[begin DATA FOR THIS TASK]
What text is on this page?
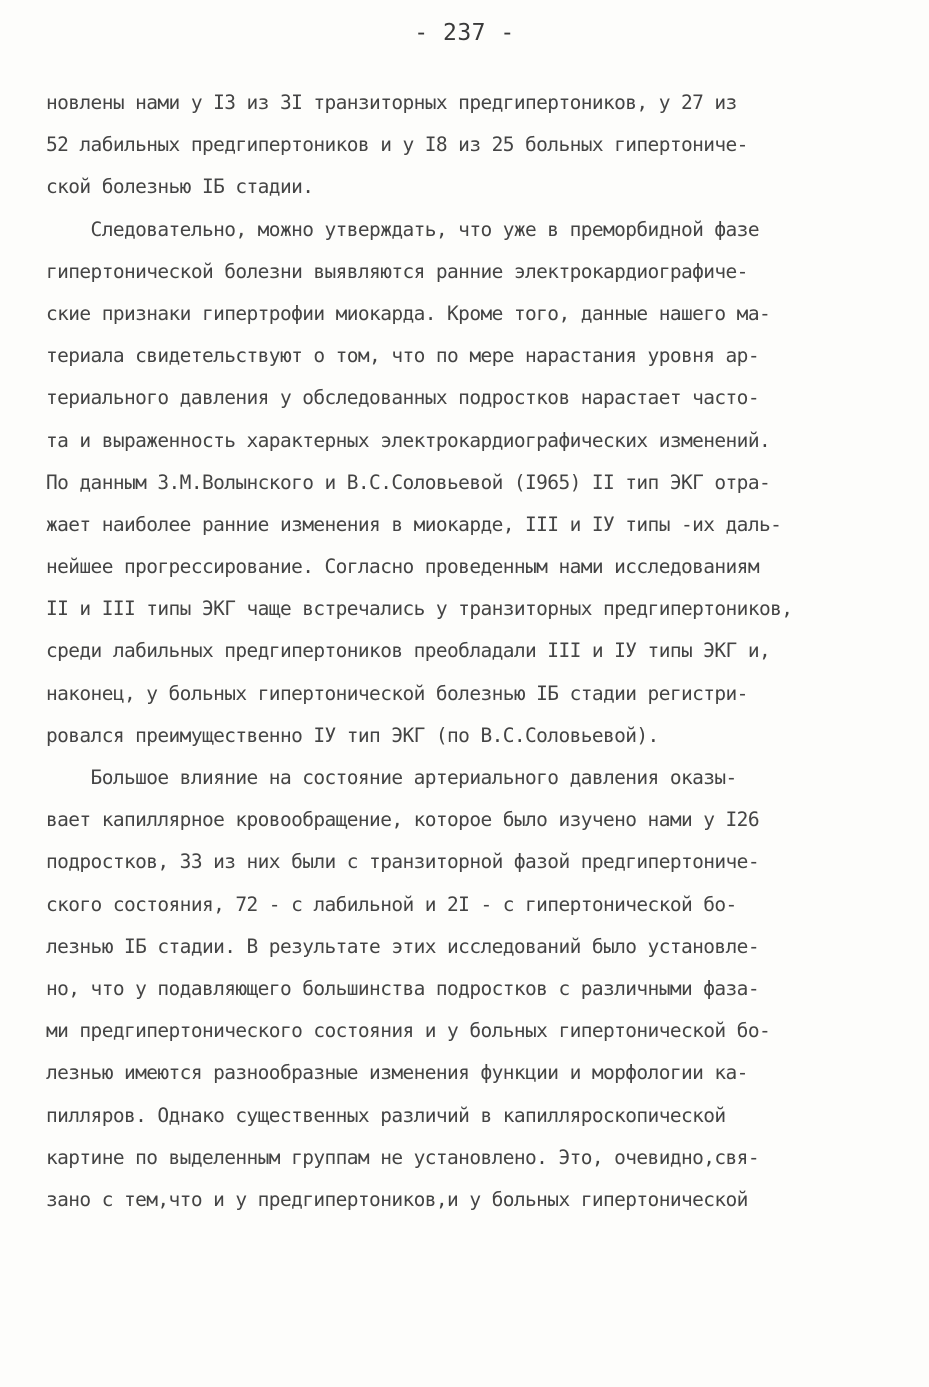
- 237 -
новлены нами у I3 из 3I транзиторных предгипертоников, у 27 из
52 лабильных предгипертоников и у I8 из 25 больных гипертониче-
ской болезнью IБ стадии.
Следовательно, можно утверждать, что уже в преморбидной фазе
гипертонической болезни выявляются ранние электрокардиографиче-
ские признаки гипертрофии миокарда. Кроме того, данные нашего ма-
териала свидетельствуют о том, что по мере нарастания уровня ар-
териального давления у обследованных подростков нарастает часто-
та и выраженность характерных электрокардиографических изменений.
По данным З.М.Волынского и В.С.Соловьевой (I965) II тип ЭКГ отра-
жает наиболее ранние изменения в миокарде, III и IУ типы -их даль-
нейшее прогрессирование. Согласно проведенным нами исследованиям
II и III типы ЭКГ чаще встречались у транзиторных предгипертоников,
среди лабильных предгипертоников преобладали III и IУ типы ЭКГ и,
наконец, у больных гипертонической болезнью IБ стадии регистри-
ровался преимущественно IУ тип ЭКГ (по В.С.Соловьевой).
Большое влияние на состояние артериального давления оказы-
вает капиллярное кровообращение, которое было изучено нами у I26
подростков, 33 из них были с транзиторной фазой предгипертониче-
ского состояния, 72 - с лабильной и 2I - с гипертонической бо-
лезнью IБ стадии. В результате этих исследований было установле-
но, что у подавляющего большинства подростков с различными фаза-
ми предгипертонического состояния и у больных гипертонической бо-
лезнью имеются разнообразные изменения функции и морфологии ка-
пилляров. Однако существенных различий в капилляроскопической
картине по выделенным группам не установлено. Это, очевидно,свя-
зано с тем,что и у предгипертоников,и у больных гипертонической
[end DATA FOR THIS TASK]
WRITTEN INSTRUCTION => Copy all the entries word for word. Omit any pictures.

TASK OUTPUT =>
What text is on this page?
- 237 -
новлены нами у I3 из 3I транзиторных предгипертоников, у 27 из
52 лабильных предгипертоников и у I8 из 25 больных гипертониче-
ской болезнью IБ стадии.
Следовательно, можно утверждать, что уже в преморбидной фазе
гипертонической болезни выявляются ранние электрокардиографиче-
ские признаки гипертрофии миокарда. Кроме того, данные нашего ма-
териала свидетельствуют о том, что по мере нарастания уровня ар-
териального давления у обследованных подростков нарастает часто-
та и выраженность характерных электрокардиографических изменений.
По данным З.М.Волынского и В.С.Соловьевой (I965) II тип ЭКГ отра-
жает наиболее ранние изменения в миокарде, III и IУ типы -их даль-
нейшее прогрессирование. Согласно проведенным нами исследованиям
II и III типы ЭКГ чаще встречались у транзиторных предгипертоников,
среди лабильных предгипертоников преобладали III и IУ типы ЭКГ и,
наконец, у больных гипертонической болезнью IБ стадии регистри-
ровался преимущественно IУ тип ЭКГ (по В.С.Соловьевой).
Большое влияние на состояние артериального давления оказы-
вает капиллярное кровообращение, которое было изучено нами у I26
подростков, 33 из них были с транзиторной фазой предгипертониче-
ского состояния, 72 - с лабильной и 2I - с гипертонической бо-
лезнью IБ стадии. В результате этих исследований было установле-
но, что у подавляющего большинства подростков с различными фаза-
ми предгипертонического состояния и у больных гипертонической бо-
лезнью имеются разнообразные изменения функции и морфологии ка-
пилляров. Однако существенных различий в капилляроскопической
картине по выделенным группам не установлено. Это, очевидно,свя-
зано с тем,что и у предгипертоников,и у больных гипертонической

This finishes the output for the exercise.